-- ENTRIES PROVIDED --
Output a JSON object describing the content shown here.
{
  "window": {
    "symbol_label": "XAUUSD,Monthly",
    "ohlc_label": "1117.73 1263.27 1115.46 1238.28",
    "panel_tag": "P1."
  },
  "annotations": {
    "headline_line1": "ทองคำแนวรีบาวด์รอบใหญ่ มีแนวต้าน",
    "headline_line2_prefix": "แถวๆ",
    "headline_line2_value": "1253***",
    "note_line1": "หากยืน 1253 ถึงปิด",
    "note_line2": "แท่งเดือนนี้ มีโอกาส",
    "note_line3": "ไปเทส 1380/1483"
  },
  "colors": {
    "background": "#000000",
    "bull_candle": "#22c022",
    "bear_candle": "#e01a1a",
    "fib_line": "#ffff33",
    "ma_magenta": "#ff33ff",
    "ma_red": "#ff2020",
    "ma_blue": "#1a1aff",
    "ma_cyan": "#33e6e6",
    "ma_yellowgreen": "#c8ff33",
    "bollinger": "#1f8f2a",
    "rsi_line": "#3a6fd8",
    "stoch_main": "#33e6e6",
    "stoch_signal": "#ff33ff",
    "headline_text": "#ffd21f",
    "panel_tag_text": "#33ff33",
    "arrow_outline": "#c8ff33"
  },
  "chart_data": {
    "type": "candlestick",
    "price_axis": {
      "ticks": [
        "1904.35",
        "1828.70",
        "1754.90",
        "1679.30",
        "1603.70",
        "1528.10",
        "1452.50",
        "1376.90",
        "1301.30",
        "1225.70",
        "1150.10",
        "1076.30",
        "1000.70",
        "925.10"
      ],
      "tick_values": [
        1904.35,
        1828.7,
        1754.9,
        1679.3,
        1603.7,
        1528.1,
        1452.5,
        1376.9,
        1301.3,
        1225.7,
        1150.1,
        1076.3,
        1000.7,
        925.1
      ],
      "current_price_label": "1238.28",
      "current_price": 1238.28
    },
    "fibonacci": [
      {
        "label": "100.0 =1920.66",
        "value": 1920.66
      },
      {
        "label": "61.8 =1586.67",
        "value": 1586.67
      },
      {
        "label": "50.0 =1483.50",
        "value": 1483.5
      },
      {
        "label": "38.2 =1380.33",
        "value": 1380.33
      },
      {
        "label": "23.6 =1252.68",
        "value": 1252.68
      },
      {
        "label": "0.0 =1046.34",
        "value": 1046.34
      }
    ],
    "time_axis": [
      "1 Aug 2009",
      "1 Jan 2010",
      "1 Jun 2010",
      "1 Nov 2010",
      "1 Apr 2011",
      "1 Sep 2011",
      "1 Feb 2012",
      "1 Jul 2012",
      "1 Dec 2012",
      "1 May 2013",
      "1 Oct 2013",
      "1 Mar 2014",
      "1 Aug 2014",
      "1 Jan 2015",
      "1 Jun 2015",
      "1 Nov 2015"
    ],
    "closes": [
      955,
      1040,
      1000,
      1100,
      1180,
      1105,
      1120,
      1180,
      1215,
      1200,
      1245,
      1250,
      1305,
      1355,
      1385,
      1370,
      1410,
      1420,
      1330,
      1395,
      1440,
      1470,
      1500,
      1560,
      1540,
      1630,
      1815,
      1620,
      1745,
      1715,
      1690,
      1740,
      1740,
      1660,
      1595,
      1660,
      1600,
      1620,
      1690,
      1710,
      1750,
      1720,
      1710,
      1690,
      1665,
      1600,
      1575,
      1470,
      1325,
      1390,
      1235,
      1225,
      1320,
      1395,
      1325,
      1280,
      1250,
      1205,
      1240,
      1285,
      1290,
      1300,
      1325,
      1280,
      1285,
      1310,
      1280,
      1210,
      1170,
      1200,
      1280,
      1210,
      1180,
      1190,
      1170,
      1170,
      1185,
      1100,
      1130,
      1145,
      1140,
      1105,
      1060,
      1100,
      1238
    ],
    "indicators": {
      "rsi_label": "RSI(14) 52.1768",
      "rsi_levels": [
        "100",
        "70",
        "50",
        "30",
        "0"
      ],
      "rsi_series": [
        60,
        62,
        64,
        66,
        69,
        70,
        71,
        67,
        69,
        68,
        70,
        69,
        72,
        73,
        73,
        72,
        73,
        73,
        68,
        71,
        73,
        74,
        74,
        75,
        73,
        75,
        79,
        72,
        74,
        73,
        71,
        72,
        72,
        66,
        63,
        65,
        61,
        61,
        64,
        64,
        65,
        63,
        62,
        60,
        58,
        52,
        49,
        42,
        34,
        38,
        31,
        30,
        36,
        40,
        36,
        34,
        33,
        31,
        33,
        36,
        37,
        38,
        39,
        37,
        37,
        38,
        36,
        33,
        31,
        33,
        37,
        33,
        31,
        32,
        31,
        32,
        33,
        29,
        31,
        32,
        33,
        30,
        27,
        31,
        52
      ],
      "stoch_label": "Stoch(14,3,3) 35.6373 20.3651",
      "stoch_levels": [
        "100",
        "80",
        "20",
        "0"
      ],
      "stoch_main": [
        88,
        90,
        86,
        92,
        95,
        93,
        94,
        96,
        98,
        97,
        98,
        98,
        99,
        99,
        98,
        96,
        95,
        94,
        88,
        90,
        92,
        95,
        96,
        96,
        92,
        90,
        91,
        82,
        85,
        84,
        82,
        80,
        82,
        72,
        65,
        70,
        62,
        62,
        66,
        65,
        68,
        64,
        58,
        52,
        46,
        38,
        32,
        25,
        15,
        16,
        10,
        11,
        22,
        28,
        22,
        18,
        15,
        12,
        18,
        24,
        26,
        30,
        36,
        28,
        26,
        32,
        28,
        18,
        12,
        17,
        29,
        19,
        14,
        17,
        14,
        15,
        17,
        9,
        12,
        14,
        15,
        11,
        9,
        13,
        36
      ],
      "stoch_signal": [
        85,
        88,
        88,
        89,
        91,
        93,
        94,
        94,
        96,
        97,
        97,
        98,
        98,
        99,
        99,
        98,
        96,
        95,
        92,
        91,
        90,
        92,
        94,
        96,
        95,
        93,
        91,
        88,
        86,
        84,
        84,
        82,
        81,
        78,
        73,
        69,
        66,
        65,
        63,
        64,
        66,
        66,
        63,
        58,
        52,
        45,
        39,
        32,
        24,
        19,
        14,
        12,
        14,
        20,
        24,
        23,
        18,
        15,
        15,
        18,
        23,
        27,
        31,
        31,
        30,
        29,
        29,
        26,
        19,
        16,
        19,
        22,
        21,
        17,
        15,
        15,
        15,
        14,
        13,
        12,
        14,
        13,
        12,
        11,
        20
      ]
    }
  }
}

-- WHAT TO DO --
Give the records above again, word for word.

-- TASK SOLUTION --
Output a JSON object describing the content shown here.
{
  "window": {
    "symbol_label": "XAUUSD,Monthly",
    "ohlc_label": "1117.73 1263.27 1115.46 1238.28",
    "panel_tag": "P1."
  },
  "annotations": {
    "headline_line1": "ทองคำแนวรีบาวด์รอบใหญ่ มีแนวต้าน",
    "headline_line2_prefix": "แถวๆ",
    "headline_line2_value": "1253***",
    "note_line1": "หากยืน 1253 ถึงปิด",
    "note_line2": "แท่งเดือนนี้ มีโอกาส",
    "note_line3": "ไปเทส 1380/1483"
  },
  "colors": {
    "background": "#000000",
    "bull_candle": "#22c022",
    "bear_candle": "#e01a1a",
    "fib_line": "#ffff33",
    "ma_magenta": "#ff33ff",
    "ma_red": "#ff2020",
    "ma_blue": "#1a1aff",
    "ma_cyan": "#33e6e6",
    "ma_yellowgreen": "#c8ff33",
    "bollinger": "#1f8f2a",
    "rsi_line": "#3a6fd8",
    "stoch_main": "#33e6e6",
    "stoch_signal": "#ff33ff",
    "headline_text": "#ffd21f",
    "panel_tag_text": "#33ff33",
    "arrow_outline": "#c8ff33"
  },
  "chart_data": {
    "type": "candlestick",
    "price_axis": {
      "ticks": [
        "1904.35",
        "1828.70",
        "1754.90",
        "1679.30",
        "1603.70",
        "1528.10",
        "1452.50",
        "1376.90",
        "1301.30",
        "1225.70",
        "1150.10",
        "1076.30",
        "1000.70",
        "925.10"
      ],
      "tick_values": [
        1904.35,
        1828.7,
        1754.9,
        1679.3,
        1603.7,
        1528.1,
        1452.5,
        1376.9,
        1301.3,
        1225.7,
        1150.1,
        1076.3,
        1000.7,
        925.1
      ],
      "current_price_label": "1238.28",
      "current_price": 1238.28
    },
    "fibonacci": [
      {
        "label": "100.0 =1920.66",
        "value": 1920.66
      },
      {
        "label": "61.8 =1586.67",
        "value": 1586.67
      },
      {
        "label": "50.0 =1483.50",
        "value": 1483.5
      },
      {
        "label": "38.2 =1380.33",
        "value": 1380.33
      },
      {
        "label": "23.6 =1252.68",
        "value": 1252.68
      },
      {
        "label": "0.0 =1046.34",
        "value": 1046.34
      }
    ],
    "time_axis": [
      "1 Aug 2009",
      "1 Jan 2010",
      "1 Jun 2010",
      "1 Nov 2010",
      "1 Apr 2011",
      "1 Sep 2011",
      "1 Feb 2012",
      "1 Jul 2012",
      "1 Dec 2012",
      "1 May 2013",
      "1 Oct 2013",
      "1 Mar 2014",
      "1 Aug 2014",
      "1 Jan 2015",
      "1 Jun 2015",
      "1 Nov 2015"
    ],
    "closes": [
      955,
      1040,
      1000,
      1100,
      1180,
      1105,
      1120,
      1180,
      1215,
      1200,
      1245,
      1250,
      1305,
      1355,
      1385,
      1370,
      1410,
      1420,
      1330,
      1395,
      1440,
      1470,
      1500,
      1560,
      1540,
      1630,
      1815,
      1620,
      1745,
      1715,
      1690,
      1740,
      1740,
      1660,
      1595,
      1660,
      1600,
      1620,
      1690,
      1710,
      1750,
      1720,
      1710,
      1690,
      1665,
      1600,
      1575,
      1470,
      1325,
      1390,
      1235,
      1225,
      1320,
      1395,
      1325,
      1280,
      1250,
      1205,
      1240,
      1285,
      1290,
      1300,
      1325,
      1280,
      1285,
      1310,
      1280,
      1210,
      1170,
      1200,
      1280,
      1210,
      1180,
      1190,
      1170,
      1170,
      1185,
      1100,
      1130,
      1145,
      1140,
      1105,
      1060,
      1100,
      1238
    ],
    "indicators": {
      "rsi_label": "RSI(14) 52.1768",
      "rsi_levels": [
        "100",
        "70",
        "50",
        "30",
        "0"
      ],
      "rsi_series": [
        60,
        62,
        64,
        66,
        69,
        70,
        71,
        67,
        69,
        68,
        70,
        69,
        72,
        73,
        73,
        72,
        73,
        73,
        68,
        71,
        73,
        74,
        74,
        75,
        73,
        75,
        79,
        72,
        74,
        73,
        71,
        72,
        72,
        66,
        63,
        65,
        61,
        61,
        64,
        64,
        65,
        63,
        62,
        60,
        58,
        52,
        49,
        42,
        34,
        38,
        31,
        30,
        36,
        40,
        36,
        34,
        33,
        31,
        33,
        36,
        37,
        38,
        39,
        37,
        37,
        38,
        36,
        33,
        31,
        33,
        37,
        33,
        31,
        32,
        31,
        32,
        33,
        29,
        31,
        32,
        33,
        30,
        27,
        31,
        52
      ],
      "stoch_label": "Stoch(14,3,3) 35.6373 20.3651",
      "stoch_levels": [
        "100",
        "80",
        "20",
        "0"
      ],
      "stoch_main": [
        88,
        90,
        86,
        92,
        95,
        93,
        94,
        96,
        98,
        97,
        98,
        98,
        99,
        99,
        98,
        96,
        95,
        94,
        88,
        90,
        92,
        95,
        96,
        96,
        92,
        90,
        91,
        82,
        85,
        84,
        82,
        80,
        82,
        72,
        65,
        70,
        62,
        62,
        66,
        65,
        68,
        64,
        58,
        52,
        46,
        38,
        32,
        25,
        15,
        16,
        10,
        11,
        22,
        28,
        22,
        18,
        15,
        12,
        18,
        24,
        26,
        30,
        36,
        28,
        26,
        32,
        28,
        18,
        12,
        17,
        29,
        19,
        14,
        17,
        14,
        15,
        17,
        9,
        12,
        14,
        15,
        11,
        9,
        13,
        36
      ],
      "stoch_signal": [
        85,
        88,
        88,
        89,
        91,
        93,
        94,
        94,
        96,
        97,
        97,
        98,
        98,
        99,
        99,
        98,
        96,
        95,
        92,
        91,
        90,
        92,
        94,
        96,
        95,
        93,
        91,
        88,
        86,
        84,
        84,
        82,
        81,
        78,
        73,
        69,
        66,
        65,
        63,
        64,
        66,
        66,
        63,
        58,
        52,
        45,
        39,
        32,
        24,
        19,
        14,
        12,
        14,
        20,
        24,
        23,
        18,
        15,
        15,
        18,
        23,
        27,
        31,
        31,
        30,
        29,
        29,
        26,
        19,
        16,
        19,
        22,
        21,
        17,
        15,
        15,
        15,
        14,
        13,
        12,
        14,
        13,
        12,
        11,
        20
      ]
    }
  }
}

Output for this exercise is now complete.